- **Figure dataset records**
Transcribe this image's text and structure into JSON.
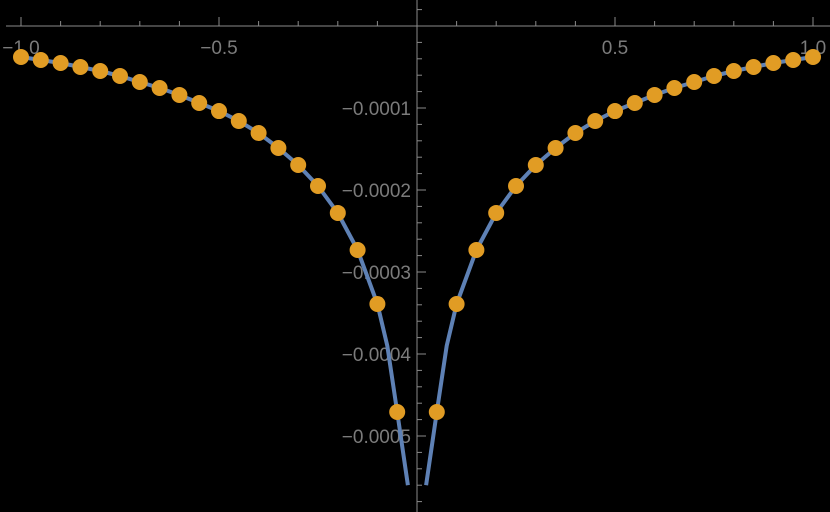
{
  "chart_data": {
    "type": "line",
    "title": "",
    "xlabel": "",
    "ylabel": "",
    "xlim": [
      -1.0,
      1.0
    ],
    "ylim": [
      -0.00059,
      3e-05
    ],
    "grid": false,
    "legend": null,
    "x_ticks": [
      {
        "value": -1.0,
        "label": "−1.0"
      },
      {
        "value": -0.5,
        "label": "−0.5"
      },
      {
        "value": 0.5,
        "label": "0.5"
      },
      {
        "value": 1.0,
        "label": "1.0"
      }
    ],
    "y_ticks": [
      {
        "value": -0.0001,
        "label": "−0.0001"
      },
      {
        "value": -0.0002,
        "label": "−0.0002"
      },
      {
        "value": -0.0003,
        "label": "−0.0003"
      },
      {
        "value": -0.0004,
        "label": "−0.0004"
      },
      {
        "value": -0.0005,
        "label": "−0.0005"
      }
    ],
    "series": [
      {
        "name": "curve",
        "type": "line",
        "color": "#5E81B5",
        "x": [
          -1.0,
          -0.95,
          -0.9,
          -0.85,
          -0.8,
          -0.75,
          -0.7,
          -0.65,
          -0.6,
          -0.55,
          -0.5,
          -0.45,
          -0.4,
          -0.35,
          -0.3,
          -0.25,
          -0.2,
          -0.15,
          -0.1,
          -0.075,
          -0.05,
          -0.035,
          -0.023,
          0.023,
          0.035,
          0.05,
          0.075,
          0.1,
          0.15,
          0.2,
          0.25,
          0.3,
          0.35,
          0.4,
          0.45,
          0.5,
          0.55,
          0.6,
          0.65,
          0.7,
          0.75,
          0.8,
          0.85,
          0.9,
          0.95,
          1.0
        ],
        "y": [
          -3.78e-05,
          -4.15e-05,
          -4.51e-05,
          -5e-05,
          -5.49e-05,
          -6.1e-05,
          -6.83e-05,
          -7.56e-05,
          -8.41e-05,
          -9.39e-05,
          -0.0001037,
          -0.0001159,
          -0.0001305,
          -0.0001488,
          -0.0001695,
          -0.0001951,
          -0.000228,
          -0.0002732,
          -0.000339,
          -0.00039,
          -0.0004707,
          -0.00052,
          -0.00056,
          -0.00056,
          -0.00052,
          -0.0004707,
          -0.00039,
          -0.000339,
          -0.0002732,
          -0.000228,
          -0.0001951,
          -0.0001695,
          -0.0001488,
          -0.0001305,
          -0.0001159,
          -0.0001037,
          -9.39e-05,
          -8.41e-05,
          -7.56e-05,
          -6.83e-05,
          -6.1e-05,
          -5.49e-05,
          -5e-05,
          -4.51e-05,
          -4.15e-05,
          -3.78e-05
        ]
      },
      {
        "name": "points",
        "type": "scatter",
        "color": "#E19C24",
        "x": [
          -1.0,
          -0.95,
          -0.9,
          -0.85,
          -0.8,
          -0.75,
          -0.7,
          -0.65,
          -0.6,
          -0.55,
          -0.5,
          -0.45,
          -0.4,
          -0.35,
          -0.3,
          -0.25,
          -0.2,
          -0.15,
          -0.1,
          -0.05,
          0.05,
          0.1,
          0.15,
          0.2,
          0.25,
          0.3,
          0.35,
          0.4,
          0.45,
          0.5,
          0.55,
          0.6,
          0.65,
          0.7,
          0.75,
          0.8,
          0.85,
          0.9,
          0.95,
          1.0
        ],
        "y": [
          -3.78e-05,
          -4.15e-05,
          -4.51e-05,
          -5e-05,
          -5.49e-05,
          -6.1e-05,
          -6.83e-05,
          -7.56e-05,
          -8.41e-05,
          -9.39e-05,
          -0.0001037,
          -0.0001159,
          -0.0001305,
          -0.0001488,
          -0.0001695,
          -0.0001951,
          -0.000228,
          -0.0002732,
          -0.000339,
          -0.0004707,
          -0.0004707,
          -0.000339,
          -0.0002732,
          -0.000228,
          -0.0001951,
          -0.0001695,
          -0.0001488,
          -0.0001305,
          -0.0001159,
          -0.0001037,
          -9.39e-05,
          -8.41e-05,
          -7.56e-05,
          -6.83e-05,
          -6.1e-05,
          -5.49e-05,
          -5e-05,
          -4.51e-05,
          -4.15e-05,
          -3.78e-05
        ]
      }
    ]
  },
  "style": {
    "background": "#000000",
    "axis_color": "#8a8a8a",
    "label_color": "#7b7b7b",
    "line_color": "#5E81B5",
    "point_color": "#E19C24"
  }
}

- **TASK GOAL**
Omit every picture, then reproduce the rest of the listing exactly.

- **THE OUTPUT**
Transcribe this image's text and structure into JSON.
{
  "chart_data": {
    "type": "line",
    "title": "",
    "xlabel": "",
    "ylabel": "",
    "xlim": [
      -1.0,
      1.0
    ],
    "ylim": [
      -0.00059,
      3e-05
    ],
    "grid": false,
    "legend": null,
    "x_ticks": [
      {
        "value": -1.0,
        "label": "−1.0"
      },
      {
        "value": -0.5,
        "label": "−0.5"
      },
      {
        "value": 0.5,
        "label": "0.5"
      },
      {
        "value": 1.0,
        "label": "1.0"
      }
    ],
    "y_ticks": [
      {
        "value": -0.0001,
        "label": "−0.0001"
      },
      {
        "value": -0.0002,
        "label": "−0.0002"
      },
      {
        "value": -0.0003,
        "label": "−0.0003"
      },
      {
        "value": -0.0004,
        "label": "−0.0004"
      },
      {
        "value": -0.0005,
        "label": "−0.0005"
      }
    ],
    "series": [
      {
        "name": "curve",
        "type": "line",
        "color": "#5E81B5",
        "x": [
          -1.0,
          -0.95,
          -0.9,
          -0.85,
          -0.8,
          -0.75,
          -0.7,
          -0.65,
          -0.6,
          -0.55,
          -0.5,
          -0.45,
          -0.4,
          -0.35,
          -0.3,
          -0.25,
          -0.2,
          -0.15,
          -0.1,
          -0.075,
          -0.05,
          -0.035,
          -0.023,
          0.023,
          0.035,
          0.05,
          0.075,
          0.1,
          0.15,
          0.2,
          0.25,
          0.3,
          0.35,
          0.4,
          0.45,
          0.5,
          0.55,
          0.6,
          0.65,
          0.7,
          0.75,
          0.8,
          0.85,
          0.9,
          0.95,
          1.0
        ],
        "y": [
          -3.78e-05,
          -4.15e-05,
          -4.51e-05,
          -5e-05,
          -5.49e-05,
          -6.1e-05,
          -6.83e-05,
          -7.56e-05,
          -8.41e-05,
          -9.39e-05,
          -0.0001037,
          -0.0001159,
          -0.0001305,
          -0.0001488,
          -0.0001695,
          -0.0001951,
          -0.000228,
          -0.0002732,
          -0.000339,
          -0.00039,
          -0.0004707,
          -0.00052,
          -0.00056,
          -0.00056,
          -0.00052,
          -0.0004707,
          -0.00039,
          -0.000339,
          -0.0002732,
          -0.000228,
          -0.0001951,
          -0.0001695,
          -0.0001488,
          -0.0001305,
          -0.0001159,
          -0.0001037,
          -9.39e-05,
          -8.41e-05,
          -7.56e-05,
          -6.83e-05,
          -6.1e-05,
          -5.49e-05,
          -5e-05,
          -4.51e-05,
          -4.15e-05,
          -3.78e-05
        ]
      },
      {
        "name": "points",
        "type": "scatter",
        "color": "#E19C24",
        "x": [
          -1.0,
          -0.95,
          -0.9,
          -0.85,
          -0.8,
          -0.75,
          -0.7,
          -0.65,
          -0.6,
          -0.55,
          -0.5,
          -0.45,
          -0.4,
          -0.35,
          -0.3,
          -0.25,
          -0.2,
          -0.15,
          -0.1,
          -0.05,
          0.05,
          0.1,
          0.15,
          0.2,
          0.25,
          0.3,
          0.35,
          0.4,
          0.45,
          0.5,
          0.55,
          0.6,
          0.65,
          0.7,
          0.75,
          0.8,
          0.85,
          0.9,
          0.95,
          1.0
        ],
        "y": [
          -3.78e-05,
          -4.15e-05,
          -4.51e-05,
          -5e-05,
          -5.49e-05,
          -6.1e-05,
          -6.83e-05,
          -7.56e-05,
          -8.41e-05,
          -9.39e-05,
          -0.0001037,
          -0.0001159,
          -0.0001305,
          -0.0001488,
          -0.0001695,
          -0.0001951,
          -0.000228,
          -0.0002732,
          -0.000339,
          -0.0004707,
          -0.0004707,
          -0.000339,
          -0.0002732,
          -0.000228,
          -0.0001951,
          -0.0001695,
          -0.0001488,
          -0.0001305,
          -0.0001159,
          -0.0001037,
          -9.39e-05,
          -8.41e-05,
          -7.56e-05,
          -6.83e-05,
          -6.1e-05,
          -5.49e-05,
          -5e-05,
          -4.51e-05,
          -4.15e-05,
          -3.78e-05
        ]
      }
    ]
  },
  "style": {
    "background": "#000000",
    "axis_color": "#8a8a8a",
    "label_color": "#7b7b7b",
    "line_color": "#5E81B5",
    "point_color": "#E19C24"
  }
}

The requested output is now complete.